*AIM OF THE TASK*
Word for word, repeat the entries, minus the pictures.

* Begin DATA FOR THE TASK *

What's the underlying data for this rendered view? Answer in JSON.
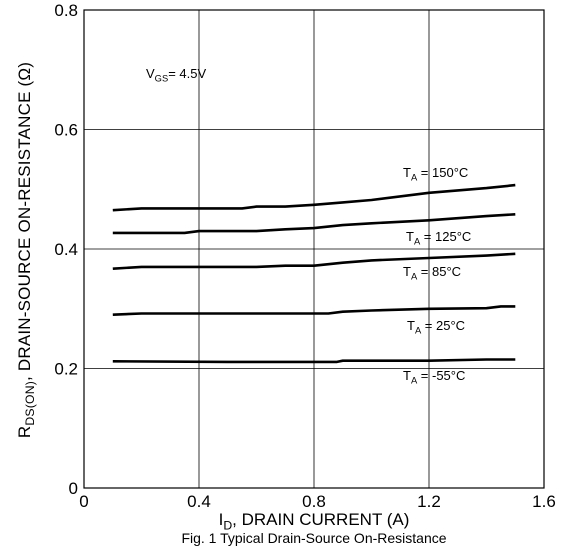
{
  "chart_data": {
    "type": "line",
    "title": "",
    "caption": "Fig. 1 Typical Drain-Source On-Resistance",
    "xlabel": {
      "main": "I",
      "sub": "D",
      "rest": ", DRAIN CURRENT (A)"
    },
    "ylabel": {
      "main": "R",
      "sub": "DS(ON)",
      "rest": ", DRAIN-SOURCE ON-RESISTANCE (Ω)"
    },
    "xlim": [
      0,
      1.6
    ],
    "ylim": [
      0,
      0.8
    ],
    "xticks": [
      0,
      0.4,
      0.8,
      1.2,
      1.6
    ],
    "xtick_labels": [
      "0",
      "0.4",
      "0.8",
      "1.2",
      "1.6"
    ],
    "yticks": [
      0,
      0.2,
      0.4,
      0.6,
      0.8
    ],
    "ytick_labels": [
      "0",
      "0.2",
      "0.4",
      "0.6",
      "0.8"
    ],
    "grid": true,
    "annotation": {
      "main": "V",
      "sub": "GS",
      "rest": "= 4.5V"
    },
    "series": [
      {
        "name": "T_A = 150°C",
        "label_main": "T",
        "label_sub": "A",
        "label_rest": " = 150°C",
        "x": [
          0.1,
          0.2,
          0.55,
          0.6,
          0.7,
          0.8,
          0.9,
          1.0,
          1.2,
          1.4,
          1.5
        ],
        "y": [
          0.465,
          0.468,
          0.468,
          0.471,
          0.471,
          0.474,
          0.478,
          0.482,
          0.494,
          0.502,
          0.507
        ]
      },
      {
        "name": "T_A = 125°C",
        "label_main": "T",
        "label_sub": "A",
        "label_rest": " = 125°C",
        "x": [
          0.1,
          0.2,
          0.35,
          0.4,
          0.6,
          0.7,
          0.8,
          0.9,
          1.0,
          1.2,
          1.4,
          1.5
        ],
        "y": [
          0.427,
          0.427,
          0.427,
          0.43,
          0.43,
          0.433,
          0.435,
          0.44,
          0.443,
          0.448,
          0.455,
          0.458
        ]
      },
      {
        "name": "T_A = 85°C",
        "label_main": "T",
        "label_sub": "A",
        "label_rest": " = 85°C",
        "x": [
          0.1,
          0.2,
          0.6,
          0.7,
          0.8,
          0.9,
          1.0,
          1.2,
          1.4,
          1.5
        ],
        "y": [
          0.367,
          0.37,
          0.37,
          0.372,
          0.372,
          0.377,
          0.381,
          0.385,
          0.389,
          0.392
        ]
      },
      {
        "name": "T_A = 25°C",
        "label_main": "T",
        "label_sub": "A",
        "label_rest": " = 25°C",
        "x": [
          0.1,
          0.2,
          0.85,
          0.9,
          1.0,
          1.2,
          1.4,
          1.45,
          1.5
        ],
        "y": [
          0.29,
          0.292,
          0.292,
          0.295,
          0.297,
          0.3,
          0.301,
          0.304,
          0.304
        ]
      },
      {
        "name": "T_A = -55°C",
        "label_main": "T",
        "label_sub": "A",
        "label_rest": " = -55°C",
        "x": [
          0.1,
          0.5,
          0.88,
          0.9,
          1.2,
          1.4,
          1.5
        ],
        "y": [
          0.212,
          0.211,
          0.211,
          0.213,
          0.213,
          0.215,
          0.215
        ]
      }
    ]
  }
}
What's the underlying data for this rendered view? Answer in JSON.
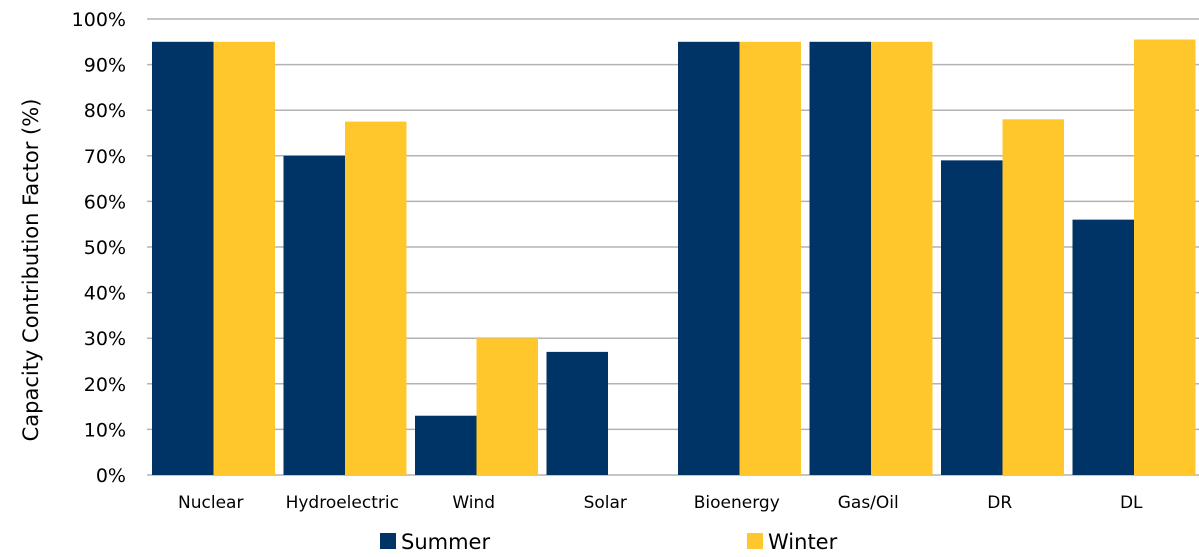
{
  "chart_data": {
    "type": "bar",
    "title": "",
    "xlabel": "",
    "ylabel": "Capacity Contribution Factor (%)",
    "ylim": [
      0,
      100
    ],
    "yticks": [
      "0%",
      "10%",
      "20%",
      "30%",
      "40%",
      "50%",
      "60%",
      "70%",
      "80%",
      "90%",
      "100%"
    ],
    "categories": [
      "Nuclear",
      "Hydroelectric",
      "Wind",
      "Solar",
      "Bioenergy",
      "Gas/Oil",
      "DR",
      "DL"
    ],
    "series": [
      {
        "name": "Summer",
        "color": "#003366",
        "values": [
          95,
          70,
          13,
          27,
          95,
          95,
          69,
          56
        ]
      },
      {
        "name": "Winter",
        "color": "#FFC72C",
        "values": [
          95,
          77.5,
          30,
          0,
          95,
          95,
          78,
          95.5
        ]
      }
    ],
    "grid": true,
    "gridline_color": "#B3B3B3",
    "legend_position": "bottom"
  }
}
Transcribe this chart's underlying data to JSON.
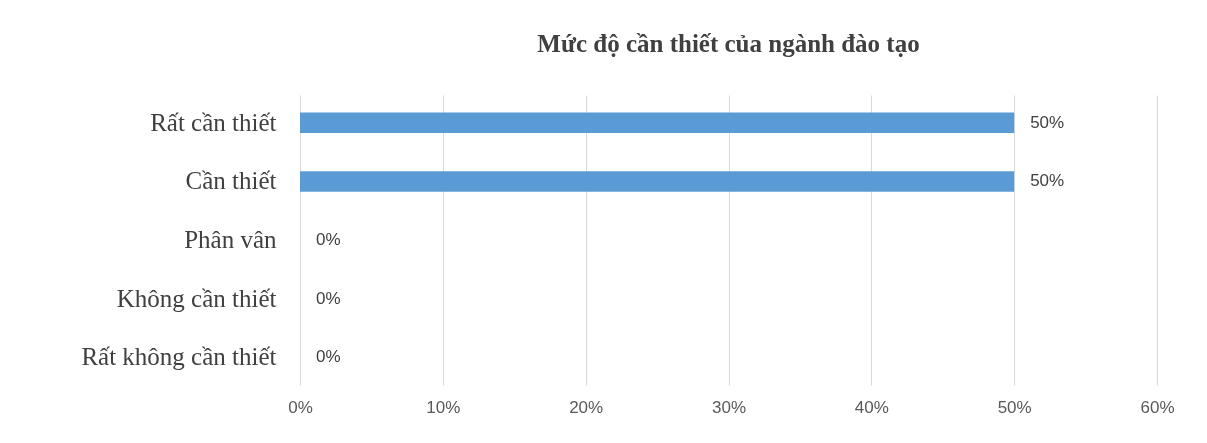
{
  "chart_data": {
    "type": "bar",
    "orientation": "horizontal",
    "title": "Mức độ cần thiết của ngành đào tạo",
    "categories": [
      "Rất cần thiết",
      "Cần thiết",
      "Phân vân",
      "Không cần thiết",
      "Rất không cần thiết"
    ],
    "values": [
      50,
      50,
      0,
      0,
      0
    ],
    "value_labels": [
      "50%",
      "50%",
      "0%",
      "0%",
      "0%"
    ],
    "color": "#5b9bd5",
    "xlim": [
      0,
      60
    ],
    "xticks": [
      {
        "value": 0,
        "label": "0%"
      },
      {
        "value": 10,
        "label": "10%"
      },
      {
        "value": 20,
        "label": "20%"
      },
      {
        "value": 30,
        "label": "30%"
      },
      {
        "value": 40,
        "label": "40%"
      },
      {
        "value": 50,
        "label": "50%"
      },
      {
        "value": 60,
        "label": "60%"
      }
    ],
    "grid": "x"
  }
}
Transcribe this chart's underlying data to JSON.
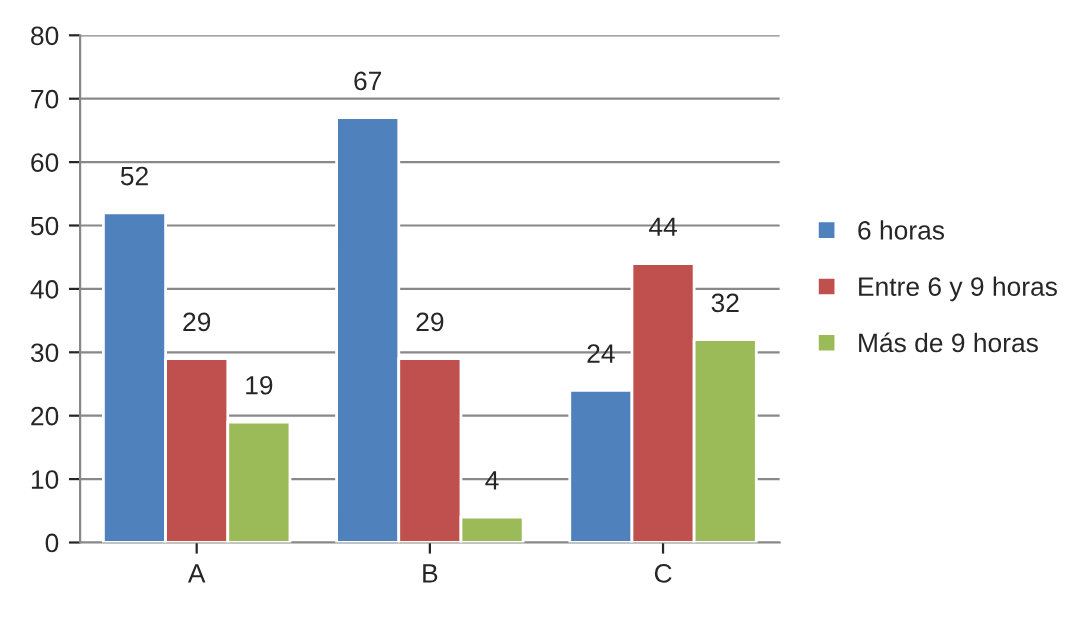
{
  "chart_data": {
    "type": "bar",
    "categories": [
      "A",
      "B",
      "C"
    ],
    "series": [
      {
        "name": "6 horas",
        "color": "#4f81bd",
        "values": [
          52,
          67,
          24
        ]
      },
      {
        "name": "Entre 6 y 9 horas",
        "color": "#c0504d",
        "values": [
          29,
          29,
          44
        ]
      },
      {
        "name": "Más de 9 horas",
        "color": "#9bbb59",
        "values": [
          19,
          4,
          32
        ]
      }
    ],
    "ylim": [
      0,
      80
    ],
    "yticks": [
      0,
      10,
      20,
      30,
      40,
      50,
      60,
      70,
      80
    ],
    "grid": "y",
    "legend": "right",
    "data_labels": true
  }
}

* End DATA FOR THE TASK *

*RESULT FOR THIS TASK*
What's the underlying data for this rendered view? Answer in JSON.
{
  "chart_data": {
    "type": "line",
    "title": "",
    "caption": "Fig. 1 Typical Drain-Source On-Resistance",
    "xlabel": {
      "main": "I",
      "sub": "D",
      "rest": ", DRAIN CURRENT (A)"
    },
    "ylabel": {
      "main": "R",
      "sub": "DS(ON)",
      "rest": ", DRAIN-SOURCE ON-RESISTANCE (Ω)"
    },
    "xlim": [
      0,
      1.6
    ],
    "ylim": [
      0,
      0.8
    ],
    "xticks": [
      0,
      0.4,
      0.8,
      1.2,
      1.6
    ],
    "xtick_labels": [
      "0",
      "0.4",
      "0.8",
      "1.2",
      "1.6"
    ],
    "yticks": [
      0,
      0.2,
      0.4,
      0.6,
      0.8
    ],
    "ytick_labels": [
      "0",
      "0.2",
      "0.4",
      "0.6",
      "0.8"
    ],
    "grid": true,
    "annotation": {
      "main": "V",
      "sub": "GS",
      "rest": "= 4.5V"
    },
    "series": [
      {
        "name": "T_A = 150°C",
        "label_main": "T",
        "label_sub": "A",
        "label_rest": " = 150°C",
        "x": [
          0.1,
          0.2,
          0.55,
          0.6,
          0.7,
          0.8,
          0.9,
          1.0,
          1.2,
          1.4,
          1.5
        ],
        "y": [
          0.465,
          0.468,
          0.468,
          0.471,
          0.471,
          0.474,
          0.478,
          0.482,
          0.494,
          0.502,
          0.507
        ]
      },
      {
        "name": "T_A = 125°C",
        "label_main": "T",
        "label_sub": "A",
        "label_rest": " = 125°C",
        "x": [
          0.1,
          0.2,
          0.35,
          0.4,
          0.6,
          0.7,
          0.8,
          0.9,
          1.0,
          1.2,
          1.4,
          1.5
        ],
        "y": [
          0.427,
          0.427,
          0.427,
          0.43,
          0.43,
          0.433,
          0.435,
          0.44,
          0.443,
          0.448,
          0.455,
          0.458
        ]
      },
      {
        "name": "T_A = 85°C",
        "label_main": "T",
        "label_sub": "A",
        "label_rest": " = 85°C",
        "x": [
          0.1,
          0.2,
          0.6,
          0.7,
          0.8,
          0.9,
          1.0,
          1.2,
          1.4,
          1.5
        ],
        "y": [
          0.367,
          0.37,
          0.37,
          0.372,
          0.372,
          0.377,
          0.381,
          0.385,
          0.389,
          0.392
        ]
      },
      {
        "name": "T_A = 25°C",
        "label_main": "T",
        "label_sub": "A",
        "label_rest": " = 25°C",
        "x": [
          0.1,
          0.2,
          0.85,
          0.9,
          1.0,
          1.2,
          1.4,
          1.45,
          1.5
        ],
        "y": [
          0.29,
          0.292,
          0.292,
          0.295,
          0.297,
          0.3,
          0.301,
          0.304,
          0.304
        ]
      },
      {
        "name": "T_A = -55°C",
        "label_main": "T",
        "label_sub": "A",
        "label_rest": " = -55°C",
        "x": [
          0.1,
          0.5,
          0.88,
          0.9,
          1.2,
          1.4,
          1.5
        ],
        "y": [
          0.212,
          0.211,
          0.211,
          0.213,
          0.213,
          0.215,
          0.215
        ]
      }
    ]
  }
}
What's the underlying data for this rendered view? Answer in JSON.
{
  "chart_data": {
    "type": "bar",
    "title": "",
    "xlabel": "",
    "ylabel": "Capacity Contribution Factor (%)",
    "ylim": [
      0,
      100
    ],
    "yticks": [
      "0%",
      "10%",
      "20%",
      "30%",
      "40%",
      "50%",
      "60%",
      "70%",
      "80%",
      "90%",
      "100%"
    ],
    "categories": [
      "Nuclear",
      "Hydroelectric",
      "Wind",
      "Solar",
      "Bioenergy",
      "Gas/Oil",
      "DR",
      "DL"
    ],
    "series": [
      {
        "name": "Summer",
        "color": "#003366",
        "values": [
          95,
          70,
          13,
          27,
          95,
          95,
          69,
          56
        ]
      },
      {
        "name": "Winter",
        "color": "#FFC72C",
        "values": [
          95,
          77.5,
          30,
          0,
          95,
          95,
          78,
          95.5
        ]
      }
    ],
    "grid": true,
    "gridline_color": "#B3B3B3",
    "legend_position": "bottom"
  }
}
Transcribe this chart's underlying data to JSON.
{
  "chart_data": {
    "type": "bar",
    "orientation": "horizontal",
    "title": "Mức độ cần thiết của ngành đào tạo",
    "categories": [
      "Rất cần thiết",
      "Cần thiết",
      "Phân vân",
      "Không cần thiết",
      "Rất không cần thiết"
    ],
    "values": [
      50,
      50,
      0,
      0,
      0
    ],
    "value_labels": [
      "50%",
      "50%",
      "0%",
      "0%",
      "0%"
    ],
    "color": "#5b9bd5",
    "xlim": [
      0,
      60
    ],
    "xticks": [
      {
        "value": 0,
        "label": "0%"
      },
      {
        "value": 10,
        "label": "10%"
      },
      {
        "value": 20,
        "label": "20%"
      },
      {
        "value": 30,
        "label": "30%"
      },
      {
        "value": 40,
        "label": "40%"
      },
      {
        "value": 50,
        "label": "50%"
      },
      {
        "value": 60,
        "label": "60%"
      }
    ],
    "grid": "x"
  }
}
Transcribe this chart's underlying data to JSON.
{
  "chart_data": {
    "type": "bar",
    "categories": [
      "A",
      "B",
      "C"
    ],
    "series": [
      {
        "name": "6 horas",
        "color": "#4f81bd",
        "values": [
          52,
          67,
          24
        ]
      },
      {
        "name": "Entre 6 y 9 horas",
        "color": "#c0504d",
        "values": [
          29,
          29,
          44
        ]
      },
      {
        "name": "Más de 9 horas",
        "color": "#9bbb59",
        "values": [
          19,
          4,
          32
        ]
      }
    ],
    "ylim": [
      0,
      80
    ],
    "yticks": [
      0,
      10,
      20,
      30,
      40,
      50,
      60,
      70,
      80
    ],
    "grid": "y",
    "legend": "right",
    "data_labels": true
  }
}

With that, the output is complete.